━━━ ITEMS

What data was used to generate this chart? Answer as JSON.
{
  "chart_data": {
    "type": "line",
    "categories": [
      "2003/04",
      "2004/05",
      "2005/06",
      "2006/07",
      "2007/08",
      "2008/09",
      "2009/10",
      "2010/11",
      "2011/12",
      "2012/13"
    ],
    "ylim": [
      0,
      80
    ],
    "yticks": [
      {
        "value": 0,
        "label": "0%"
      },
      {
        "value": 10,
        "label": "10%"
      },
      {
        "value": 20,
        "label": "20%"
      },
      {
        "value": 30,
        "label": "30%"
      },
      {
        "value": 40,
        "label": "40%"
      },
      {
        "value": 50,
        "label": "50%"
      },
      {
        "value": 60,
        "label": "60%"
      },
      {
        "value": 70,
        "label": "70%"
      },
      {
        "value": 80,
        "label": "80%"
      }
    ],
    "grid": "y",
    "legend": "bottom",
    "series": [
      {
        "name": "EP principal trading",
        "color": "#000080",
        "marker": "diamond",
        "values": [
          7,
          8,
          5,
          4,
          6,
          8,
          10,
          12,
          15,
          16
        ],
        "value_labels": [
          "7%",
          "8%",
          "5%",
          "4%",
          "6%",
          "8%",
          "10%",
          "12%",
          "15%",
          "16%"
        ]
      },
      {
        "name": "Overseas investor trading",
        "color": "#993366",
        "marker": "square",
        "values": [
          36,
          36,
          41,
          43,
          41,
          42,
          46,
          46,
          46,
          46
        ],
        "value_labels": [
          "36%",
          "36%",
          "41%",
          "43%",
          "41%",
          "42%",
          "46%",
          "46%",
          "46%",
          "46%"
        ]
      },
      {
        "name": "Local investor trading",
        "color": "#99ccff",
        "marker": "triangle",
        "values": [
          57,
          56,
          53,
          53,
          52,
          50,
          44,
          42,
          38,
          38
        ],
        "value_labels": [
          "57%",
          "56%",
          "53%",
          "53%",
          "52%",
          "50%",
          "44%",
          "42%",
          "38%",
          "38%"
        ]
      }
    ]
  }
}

━━━━━━

▶ [GIVEN PROBLEM] Search the lines for the string "name" and copy every line that has it.

▶ [EXERCISE RESULT]
        "name": "EP principal trading",
        "name": "Overseas investor trading",
        "name": "Local investor trading",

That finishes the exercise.